# Start of INFORMATION GIVEN

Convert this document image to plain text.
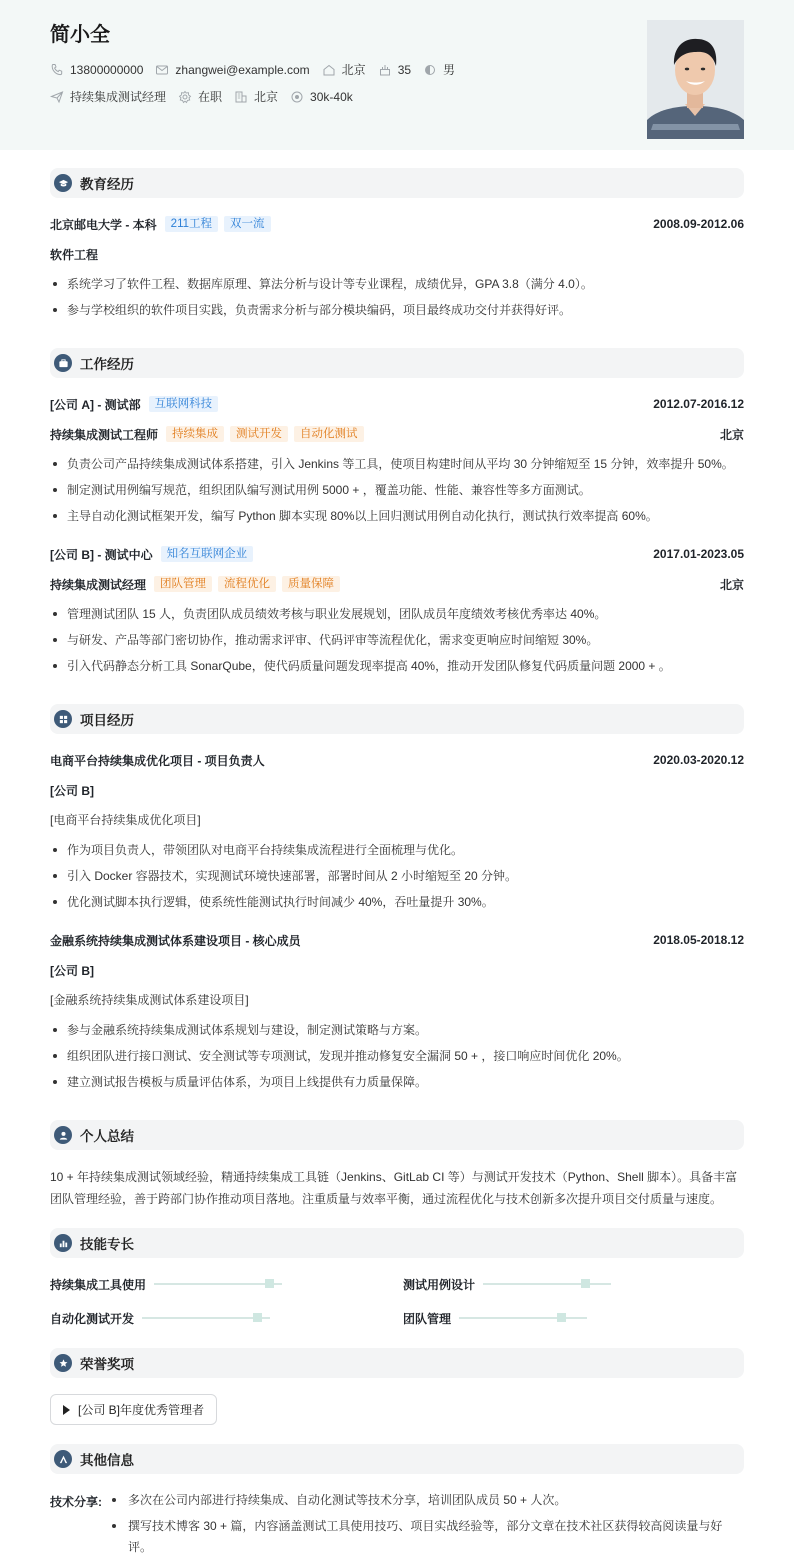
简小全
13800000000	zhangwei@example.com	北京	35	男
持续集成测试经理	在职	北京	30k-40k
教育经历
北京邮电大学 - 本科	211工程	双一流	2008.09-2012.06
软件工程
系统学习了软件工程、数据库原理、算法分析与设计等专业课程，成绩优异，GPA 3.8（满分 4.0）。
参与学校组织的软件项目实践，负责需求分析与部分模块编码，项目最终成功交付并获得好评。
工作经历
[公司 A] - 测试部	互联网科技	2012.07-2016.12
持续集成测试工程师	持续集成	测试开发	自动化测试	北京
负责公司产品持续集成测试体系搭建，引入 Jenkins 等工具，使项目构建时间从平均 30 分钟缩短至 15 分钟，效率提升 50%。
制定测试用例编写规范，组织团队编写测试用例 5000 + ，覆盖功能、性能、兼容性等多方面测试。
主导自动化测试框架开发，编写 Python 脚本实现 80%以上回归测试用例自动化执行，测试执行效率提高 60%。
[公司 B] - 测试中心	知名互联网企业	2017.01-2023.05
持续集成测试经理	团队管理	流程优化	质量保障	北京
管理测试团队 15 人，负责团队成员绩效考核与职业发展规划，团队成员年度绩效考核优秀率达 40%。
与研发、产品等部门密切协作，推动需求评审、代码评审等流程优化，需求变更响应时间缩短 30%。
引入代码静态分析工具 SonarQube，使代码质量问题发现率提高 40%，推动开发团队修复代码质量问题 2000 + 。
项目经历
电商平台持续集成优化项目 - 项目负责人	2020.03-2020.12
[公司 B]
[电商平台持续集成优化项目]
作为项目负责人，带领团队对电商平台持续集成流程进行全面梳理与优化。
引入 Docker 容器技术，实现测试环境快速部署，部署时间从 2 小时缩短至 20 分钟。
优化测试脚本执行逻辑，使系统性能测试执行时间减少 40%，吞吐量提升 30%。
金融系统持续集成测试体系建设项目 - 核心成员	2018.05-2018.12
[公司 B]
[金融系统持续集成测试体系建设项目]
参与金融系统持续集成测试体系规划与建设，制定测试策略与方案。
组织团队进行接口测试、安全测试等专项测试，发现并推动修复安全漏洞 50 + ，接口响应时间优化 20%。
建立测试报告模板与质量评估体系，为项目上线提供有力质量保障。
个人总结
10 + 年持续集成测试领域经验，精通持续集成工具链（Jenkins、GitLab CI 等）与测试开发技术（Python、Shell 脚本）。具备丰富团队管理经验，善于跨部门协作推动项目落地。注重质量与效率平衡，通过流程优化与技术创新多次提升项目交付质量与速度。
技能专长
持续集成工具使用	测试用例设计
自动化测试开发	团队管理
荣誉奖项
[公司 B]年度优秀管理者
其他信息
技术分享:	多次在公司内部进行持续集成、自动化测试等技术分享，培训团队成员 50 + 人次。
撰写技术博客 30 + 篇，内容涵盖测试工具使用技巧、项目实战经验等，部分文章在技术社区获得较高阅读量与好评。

# End of INFORMATION GIVEN
# Start of INFORMATION GIVEN

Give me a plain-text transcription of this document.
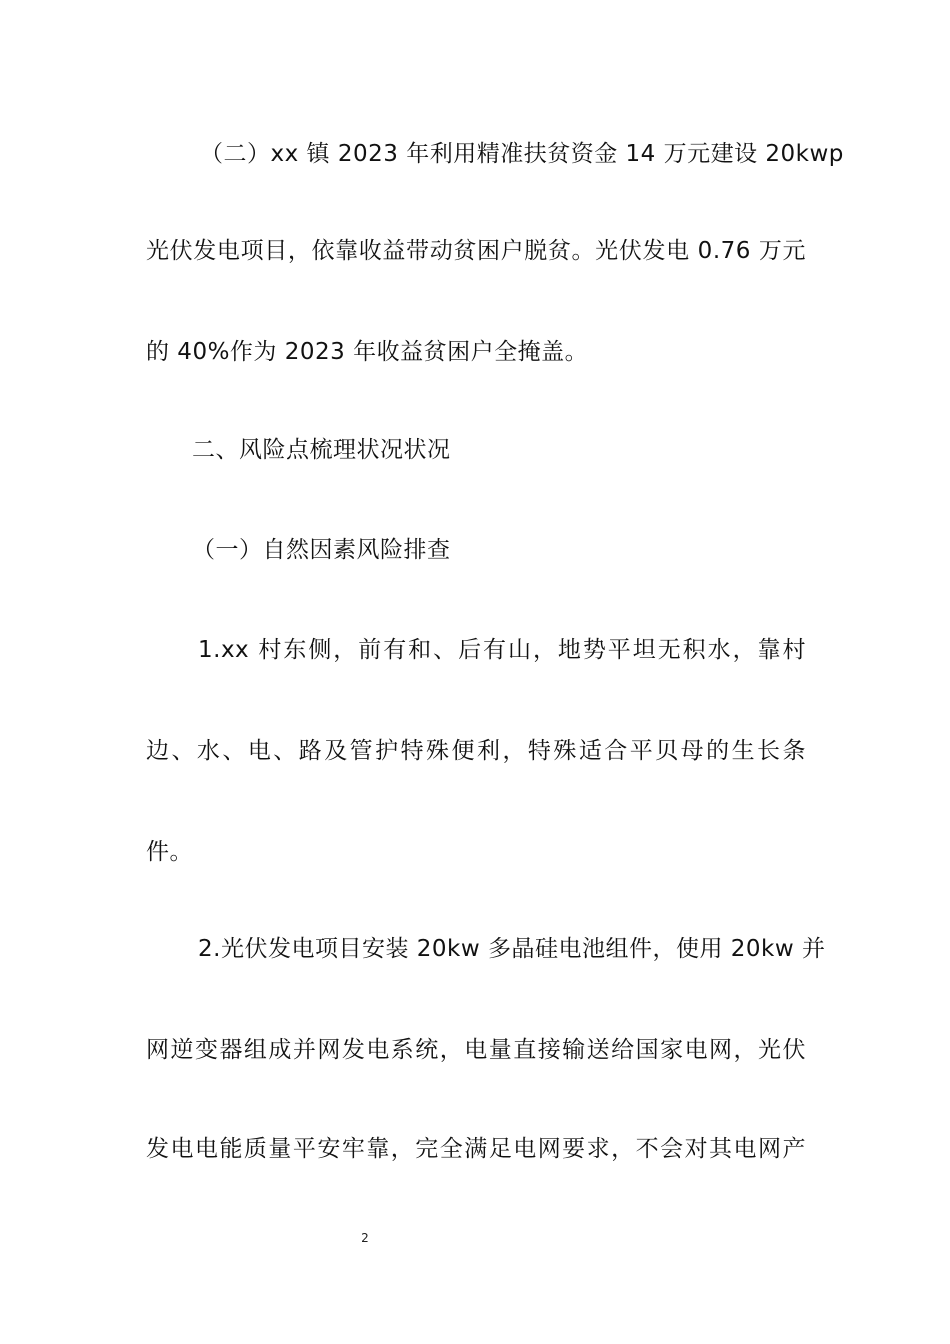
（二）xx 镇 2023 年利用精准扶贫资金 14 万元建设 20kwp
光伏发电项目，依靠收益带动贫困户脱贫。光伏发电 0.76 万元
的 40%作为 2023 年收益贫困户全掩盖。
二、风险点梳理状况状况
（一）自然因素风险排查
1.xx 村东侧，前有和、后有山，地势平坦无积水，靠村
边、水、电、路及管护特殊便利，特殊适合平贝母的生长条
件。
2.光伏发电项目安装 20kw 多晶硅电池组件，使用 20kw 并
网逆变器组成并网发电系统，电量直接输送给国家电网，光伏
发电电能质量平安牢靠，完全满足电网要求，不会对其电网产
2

# End of INFORMATION GIVEN
# Start of INFORMATION GIVEN

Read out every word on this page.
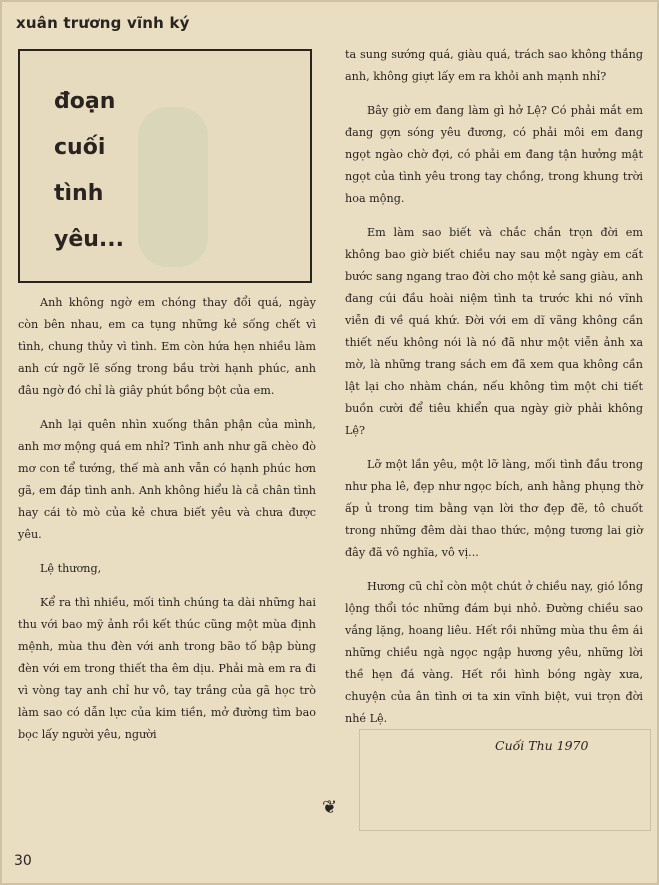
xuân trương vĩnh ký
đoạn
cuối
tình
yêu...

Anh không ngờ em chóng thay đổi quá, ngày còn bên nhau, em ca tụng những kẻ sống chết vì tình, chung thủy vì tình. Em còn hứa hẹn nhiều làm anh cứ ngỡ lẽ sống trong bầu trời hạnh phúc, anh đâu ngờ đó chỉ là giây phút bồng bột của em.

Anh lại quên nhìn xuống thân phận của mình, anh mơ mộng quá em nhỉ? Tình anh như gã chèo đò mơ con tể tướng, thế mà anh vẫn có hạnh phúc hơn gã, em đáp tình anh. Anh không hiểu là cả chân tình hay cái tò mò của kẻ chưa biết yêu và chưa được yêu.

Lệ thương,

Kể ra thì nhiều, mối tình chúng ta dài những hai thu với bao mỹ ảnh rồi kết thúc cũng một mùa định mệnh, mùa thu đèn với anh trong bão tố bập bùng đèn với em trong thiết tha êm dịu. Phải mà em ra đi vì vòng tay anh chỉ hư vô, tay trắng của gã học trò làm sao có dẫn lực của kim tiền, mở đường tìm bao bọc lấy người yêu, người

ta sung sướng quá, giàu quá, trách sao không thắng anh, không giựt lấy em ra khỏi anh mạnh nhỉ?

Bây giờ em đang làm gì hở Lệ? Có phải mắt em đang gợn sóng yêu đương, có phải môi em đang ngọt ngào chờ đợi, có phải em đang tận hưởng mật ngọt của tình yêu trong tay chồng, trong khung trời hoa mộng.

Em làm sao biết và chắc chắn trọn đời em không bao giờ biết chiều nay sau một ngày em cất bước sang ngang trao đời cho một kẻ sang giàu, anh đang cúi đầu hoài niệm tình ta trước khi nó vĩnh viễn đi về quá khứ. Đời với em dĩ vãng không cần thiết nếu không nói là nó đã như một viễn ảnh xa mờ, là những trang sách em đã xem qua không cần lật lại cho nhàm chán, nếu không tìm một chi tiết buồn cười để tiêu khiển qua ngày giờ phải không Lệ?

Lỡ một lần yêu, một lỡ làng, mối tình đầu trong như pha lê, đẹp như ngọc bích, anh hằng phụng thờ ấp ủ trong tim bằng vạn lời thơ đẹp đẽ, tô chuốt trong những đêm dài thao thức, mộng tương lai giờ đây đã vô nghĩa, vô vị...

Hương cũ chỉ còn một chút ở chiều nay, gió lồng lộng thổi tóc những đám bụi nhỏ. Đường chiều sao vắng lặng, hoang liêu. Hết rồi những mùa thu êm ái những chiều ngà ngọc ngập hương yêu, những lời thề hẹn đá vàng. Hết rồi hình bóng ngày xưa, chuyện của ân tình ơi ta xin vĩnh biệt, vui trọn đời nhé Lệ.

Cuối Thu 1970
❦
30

# End of INFORMATION GIVEN

Pick out, from the lines above, every one that contains the string "this".

Convert this document image to plain text.
Give me a plain-text transcription of this document.
Read out every word on this page.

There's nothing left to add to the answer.